((

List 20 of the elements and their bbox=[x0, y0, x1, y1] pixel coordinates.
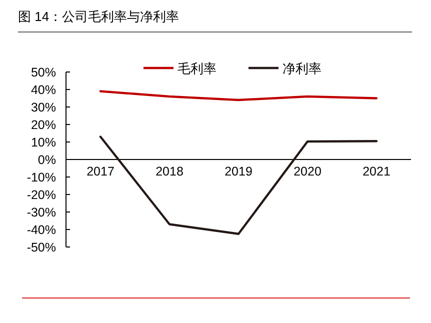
legend-label: 毛利率 bbox=[178, 61, 216, 76]
x-tick-label: 2017 bbox=[86, 164, 114, 178]
x-tick-label: 2018 bbox=[156, 164, 184, 178]
line-series bbox=[99, 90, 378, 102]
y-tick-label: -10% bbox=[26, 170, 56, 184]
y-tick-label: -50% bbox=[26, 240, 56, 254]
y-tick-label: 20% bbox=[30, 118, 56, 132]
y-tick-label: -40% bbox=[26, 223, 56, 237]
x-tick-label: 2019 bbox=[224, 164, 252, 178]
chart-title: 图 14：公司毛利率与净利率 bbox=[18, 9, 180, 24]
y-tick-label: 10% bbox=[30, 136, 56, 150]
y-tick-label: -20% bbox=[26, 188, 56, 202]
x-tick-label: 2020 bbox=[294, 164, 322, 178]
y-tick-label: 50% bbox=[30, 66, 56, 80]
y-tick-label: 40% bbox=[30, 83, 56, 97]
x-tick-label: 2021 bbox=[362, 164, 390, 178]
legend-label: 净利率 bbox=[282, 61, 322, 76]
y-tick-label: 0% bbox=[38, 153, 56, 167]
y-tick-label: -30% bbox=[26, 206, 56, 220]
y-tick-label: 30% bbox=[30, 100, 56, 114]
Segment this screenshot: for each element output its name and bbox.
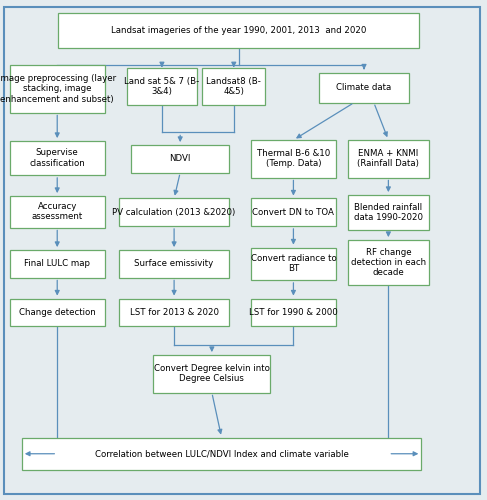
Text: LST for 1990 & 2000: LST for 1990 & 2000 [249,308,338,317]
Text: Correlation between LULC/NDVI Index and climate variable: Correlation between LULC/NDVI Index and … [94,449,349,458]
Text: RF change
detection in each
decade: RF change detection in each decade [351,248,426,278]
FancyBboxPatch shape [348,240,429,285]
FancyBboxPatch shape [10,250,105,278]
FancyBboxPatch shape [202,68,265,105]
Text: Convert DN to TOA: Convert DN to TOA [252,208,335,217]
FancyBboxPatch shape [251,198,336,226]
Text: Convert Degree kelvin into
Degree Celsius: Convert Degree kelvin into Degree Celsiu… [154,364,270,384]
FancyBboxPatch shape [119,198,229,226]
Text: Land sat 5& 7 (B-
3&4): Land sat 5& 7 (B- 3&4) [124,76,200,96]
FancyBboxPatch shape [153,355,270,393]
Text: Blended rainfall
data 1990-2020: Blended rainfall data 1990-2020 [354,203,423,222]
FancyBboxPatch shape [348,140,429,177]
FancyBboxPatch shape [319,72,409,102]
Text: Convert radiance to
BT: Convert radiance to BT [250,254,337,274]
Text: PV calculation (2013 &2020): PV calculation (2013 &2020) [112,208,236,217]
Text: NDVI: NDVI [169,154,191,163]
FancyBboxPatch shape [127,68,197,105]
Text: ENMA + KNMI
(Rainfall Data): ENMA + KNMI (Rainfall Data) [357,149,419,169]
Text: Thermal B-6 &10
(Temp. Data): Thermal B-6 &10 (Temp. Data) [257,149,330,169]
Text: Supervise
classification: Supervise classification [29,148,85,168]
FancyBboxPatch shape [10,298,105,326]
FancyBboxPatch shape [131,145,229,172]
FancyBboxPatch shape [251,298,336,326]
Text: Surface emissivity: Surface emissivity [134,259,214,268]
Text: Landsat imageries of the year 1990, 2001, 2013  and 2020: Landsat imageries of the year 1990, 2001… [111,26,366,35]
FancyBboxPatch shape [251,248,336,280]
FancyBboxPatch shape [10,141,105,175]
Text: Landsat8 (B-
4&5): Landsat8 (B- 4&5) [206,76,261,96]
Text: Accuracy
assessment: Accuracy assessment [32,202,83,222]
FancyBboxPatch shape [251,140,336,177]
Text: Image preprocessing (layer
stacking, image
enhancement and subset): Image preprocessing (layer stacking, ima… [0,74,116,104]
Text: Final LULC map: Final LULC map [24,259,90,268]
Text: LST for 2013 & 2020: LST for 2013 & 2020 [130,308,219,317]
FancyBboxPatch shape [119,250,229,278]
FancyBboxPatch shape [58,14,419,48]
FancyBboxPatch shape [10,196,105,228]
FancyBboxPatch shape [10,65,105,112]
Text: Climate data: Climate data [337,83,392,92]
FancyBboxPatch shape [119,298,229,326]
FancyBboxPatch shape [348,195,429,230]
Text: Change detection: Change detection [19,308,95,317]
FancyBboxPatch shape [22,438,421,470]
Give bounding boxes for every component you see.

))

= Task prompt =
Which lines of the material above contain the string "NDVI"? Copy each one in full.

= Worked solution =
Text: Correlation between LULC/NDVI Index and climate variable: Correlation between LULC/NDVI Index and … [94,449,349,458]
Text: NDVI: NDVI [169,154,191,163]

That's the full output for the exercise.